- GOAL -
Go through the listing and pick out each line with the word "across" in it.

- AVAILABLE DATA -
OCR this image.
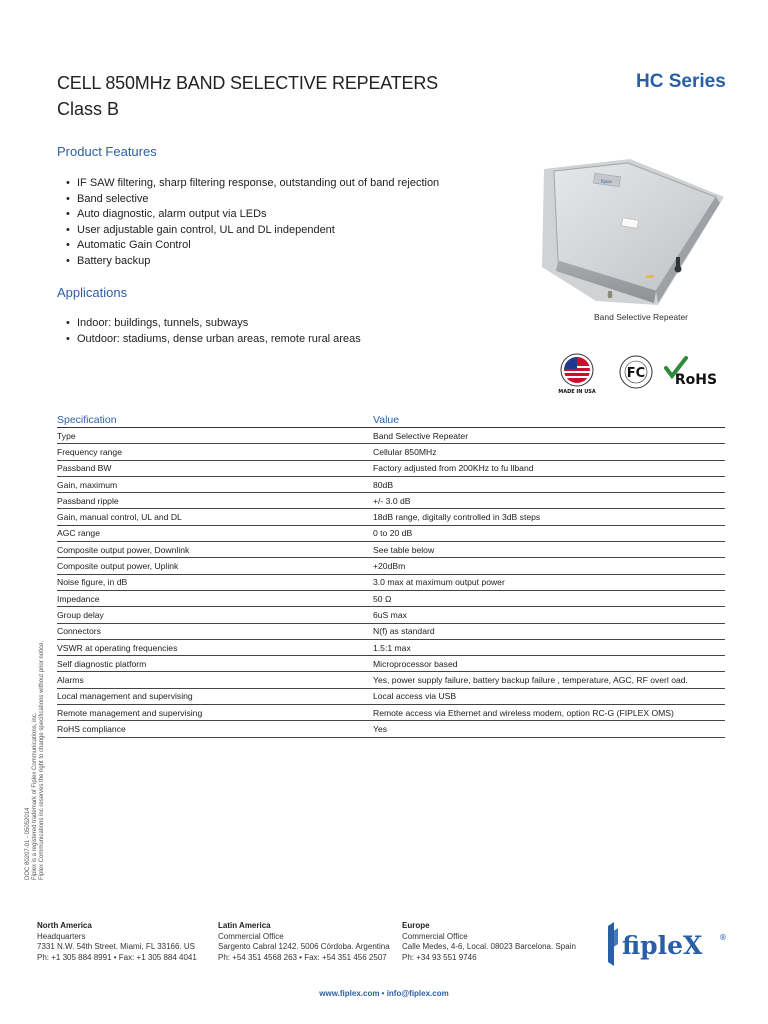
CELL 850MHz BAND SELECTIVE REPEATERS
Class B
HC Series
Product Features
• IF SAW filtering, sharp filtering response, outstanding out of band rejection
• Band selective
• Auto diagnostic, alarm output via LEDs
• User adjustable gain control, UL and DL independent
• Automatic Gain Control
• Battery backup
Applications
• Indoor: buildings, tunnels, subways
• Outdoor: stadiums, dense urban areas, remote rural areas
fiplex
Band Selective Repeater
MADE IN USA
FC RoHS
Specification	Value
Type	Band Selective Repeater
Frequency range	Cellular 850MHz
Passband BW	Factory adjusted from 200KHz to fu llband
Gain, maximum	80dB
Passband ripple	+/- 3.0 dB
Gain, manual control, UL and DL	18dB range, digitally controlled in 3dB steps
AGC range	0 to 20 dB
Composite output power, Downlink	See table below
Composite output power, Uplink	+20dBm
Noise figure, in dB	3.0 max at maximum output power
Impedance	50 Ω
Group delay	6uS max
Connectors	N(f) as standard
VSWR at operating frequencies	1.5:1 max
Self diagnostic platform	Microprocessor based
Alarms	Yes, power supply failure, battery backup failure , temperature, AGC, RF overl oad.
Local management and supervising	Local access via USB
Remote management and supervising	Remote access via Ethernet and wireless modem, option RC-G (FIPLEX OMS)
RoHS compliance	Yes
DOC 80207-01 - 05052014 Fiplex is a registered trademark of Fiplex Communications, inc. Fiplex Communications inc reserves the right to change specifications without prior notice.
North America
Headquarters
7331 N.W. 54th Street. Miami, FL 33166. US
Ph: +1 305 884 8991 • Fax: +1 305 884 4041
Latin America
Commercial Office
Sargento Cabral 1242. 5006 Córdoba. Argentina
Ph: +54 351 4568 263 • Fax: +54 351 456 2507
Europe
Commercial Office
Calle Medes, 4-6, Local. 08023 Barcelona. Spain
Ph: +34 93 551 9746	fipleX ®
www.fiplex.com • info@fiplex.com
* * *
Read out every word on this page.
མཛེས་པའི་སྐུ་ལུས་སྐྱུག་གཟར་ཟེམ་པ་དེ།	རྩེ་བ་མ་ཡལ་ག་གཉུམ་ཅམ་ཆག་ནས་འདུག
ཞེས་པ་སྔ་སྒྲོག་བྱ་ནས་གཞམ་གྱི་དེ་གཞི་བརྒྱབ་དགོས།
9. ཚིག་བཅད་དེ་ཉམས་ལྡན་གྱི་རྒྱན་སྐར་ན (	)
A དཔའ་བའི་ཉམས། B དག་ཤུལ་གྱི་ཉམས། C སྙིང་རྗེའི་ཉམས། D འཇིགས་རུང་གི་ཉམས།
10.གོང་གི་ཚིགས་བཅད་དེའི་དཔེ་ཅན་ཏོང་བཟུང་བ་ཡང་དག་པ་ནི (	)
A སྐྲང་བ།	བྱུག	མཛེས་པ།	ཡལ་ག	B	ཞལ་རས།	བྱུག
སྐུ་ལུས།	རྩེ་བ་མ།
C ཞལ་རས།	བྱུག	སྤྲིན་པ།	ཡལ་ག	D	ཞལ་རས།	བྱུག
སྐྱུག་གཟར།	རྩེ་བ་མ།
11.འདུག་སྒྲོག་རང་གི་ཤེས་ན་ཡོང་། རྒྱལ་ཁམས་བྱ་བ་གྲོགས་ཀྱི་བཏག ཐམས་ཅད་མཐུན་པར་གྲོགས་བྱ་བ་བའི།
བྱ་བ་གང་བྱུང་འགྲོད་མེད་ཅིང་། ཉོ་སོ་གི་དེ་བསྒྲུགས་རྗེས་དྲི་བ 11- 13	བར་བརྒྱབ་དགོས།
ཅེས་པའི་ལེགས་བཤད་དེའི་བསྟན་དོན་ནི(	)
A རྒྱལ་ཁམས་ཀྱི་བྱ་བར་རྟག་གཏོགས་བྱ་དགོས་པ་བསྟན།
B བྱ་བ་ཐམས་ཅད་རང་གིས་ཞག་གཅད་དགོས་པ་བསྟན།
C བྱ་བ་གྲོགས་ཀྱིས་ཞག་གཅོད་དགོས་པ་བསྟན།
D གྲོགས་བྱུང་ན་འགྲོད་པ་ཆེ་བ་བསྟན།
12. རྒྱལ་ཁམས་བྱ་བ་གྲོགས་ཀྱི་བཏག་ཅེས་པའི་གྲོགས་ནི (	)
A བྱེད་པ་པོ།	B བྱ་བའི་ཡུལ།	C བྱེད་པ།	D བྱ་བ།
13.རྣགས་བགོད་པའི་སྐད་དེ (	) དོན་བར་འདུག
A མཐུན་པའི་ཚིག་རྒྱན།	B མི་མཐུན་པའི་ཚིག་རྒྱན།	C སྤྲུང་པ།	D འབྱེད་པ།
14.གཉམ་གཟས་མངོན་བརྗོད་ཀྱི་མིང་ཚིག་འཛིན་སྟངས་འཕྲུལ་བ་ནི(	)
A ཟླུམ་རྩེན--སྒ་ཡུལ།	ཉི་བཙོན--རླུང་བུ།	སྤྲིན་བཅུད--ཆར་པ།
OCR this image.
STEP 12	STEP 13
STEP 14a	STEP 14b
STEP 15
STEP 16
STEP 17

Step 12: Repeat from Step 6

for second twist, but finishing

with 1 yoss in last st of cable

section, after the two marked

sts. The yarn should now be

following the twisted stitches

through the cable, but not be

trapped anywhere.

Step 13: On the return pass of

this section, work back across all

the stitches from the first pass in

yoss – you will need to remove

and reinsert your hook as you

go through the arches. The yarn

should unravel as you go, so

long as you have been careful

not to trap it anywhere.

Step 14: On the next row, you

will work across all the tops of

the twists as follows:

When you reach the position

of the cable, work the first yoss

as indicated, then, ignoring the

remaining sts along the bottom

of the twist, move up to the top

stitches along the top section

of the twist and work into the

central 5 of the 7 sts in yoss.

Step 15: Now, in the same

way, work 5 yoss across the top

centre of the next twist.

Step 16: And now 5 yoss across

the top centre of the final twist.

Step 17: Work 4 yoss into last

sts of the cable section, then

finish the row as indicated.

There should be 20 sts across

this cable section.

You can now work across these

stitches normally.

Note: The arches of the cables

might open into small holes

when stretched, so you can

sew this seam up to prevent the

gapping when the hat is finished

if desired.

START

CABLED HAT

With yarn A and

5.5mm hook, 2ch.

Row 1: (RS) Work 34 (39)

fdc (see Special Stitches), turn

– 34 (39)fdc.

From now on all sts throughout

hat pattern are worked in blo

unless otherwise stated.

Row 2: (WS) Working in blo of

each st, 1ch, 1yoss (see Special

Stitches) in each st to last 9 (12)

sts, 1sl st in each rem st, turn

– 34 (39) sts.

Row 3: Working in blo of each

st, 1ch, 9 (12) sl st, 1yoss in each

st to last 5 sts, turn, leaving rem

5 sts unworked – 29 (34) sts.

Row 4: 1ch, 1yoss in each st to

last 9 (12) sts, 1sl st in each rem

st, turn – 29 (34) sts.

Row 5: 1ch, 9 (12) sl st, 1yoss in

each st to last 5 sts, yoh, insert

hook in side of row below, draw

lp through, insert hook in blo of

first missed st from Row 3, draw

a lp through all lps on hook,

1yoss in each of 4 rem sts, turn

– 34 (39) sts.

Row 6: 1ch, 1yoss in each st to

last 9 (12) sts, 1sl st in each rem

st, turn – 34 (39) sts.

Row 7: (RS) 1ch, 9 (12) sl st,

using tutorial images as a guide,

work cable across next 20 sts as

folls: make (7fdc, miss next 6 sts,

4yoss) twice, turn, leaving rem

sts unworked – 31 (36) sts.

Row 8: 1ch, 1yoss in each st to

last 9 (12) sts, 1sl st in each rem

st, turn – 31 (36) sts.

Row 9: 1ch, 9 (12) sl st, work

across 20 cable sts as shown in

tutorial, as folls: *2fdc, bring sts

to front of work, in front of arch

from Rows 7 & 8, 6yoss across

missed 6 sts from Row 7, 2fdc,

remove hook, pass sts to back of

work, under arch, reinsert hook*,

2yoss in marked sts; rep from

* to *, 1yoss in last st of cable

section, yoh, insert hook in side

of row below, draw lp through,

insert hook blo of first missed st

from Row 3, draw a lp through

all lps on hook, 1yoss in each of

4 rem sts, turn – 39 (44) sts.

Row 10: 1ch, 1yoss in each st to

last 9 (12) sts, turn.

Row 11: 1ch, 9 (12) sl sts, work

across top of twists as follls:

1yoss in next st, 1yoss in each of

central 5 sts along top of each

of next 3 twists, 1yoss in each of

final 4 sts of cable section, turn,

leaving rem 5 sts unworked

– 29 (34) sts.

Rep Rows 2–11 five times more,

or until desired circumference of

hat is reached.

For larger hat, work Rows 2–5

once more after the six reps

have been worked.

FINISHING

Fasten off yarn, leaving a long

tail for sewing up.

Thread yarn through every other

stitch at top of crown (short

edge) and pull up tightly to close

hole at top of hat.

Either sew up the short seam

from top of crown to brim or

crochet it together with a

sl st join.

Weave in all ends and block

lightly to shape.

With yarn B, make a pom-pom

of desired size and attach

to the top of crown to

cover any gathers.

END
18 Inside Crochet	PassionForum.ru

- RESULT OF THE TASK -
this section, work back across all
will work across all the tops of
way, work 5 yoss across the top
Step 16: And now 5 yoss across
There should be 20 sts across
You can now work across these
work cable across next 20 sts as
across 20 cable sts as shown in
from Rows 7 & 8, 6yoss across
across top of twists as follls:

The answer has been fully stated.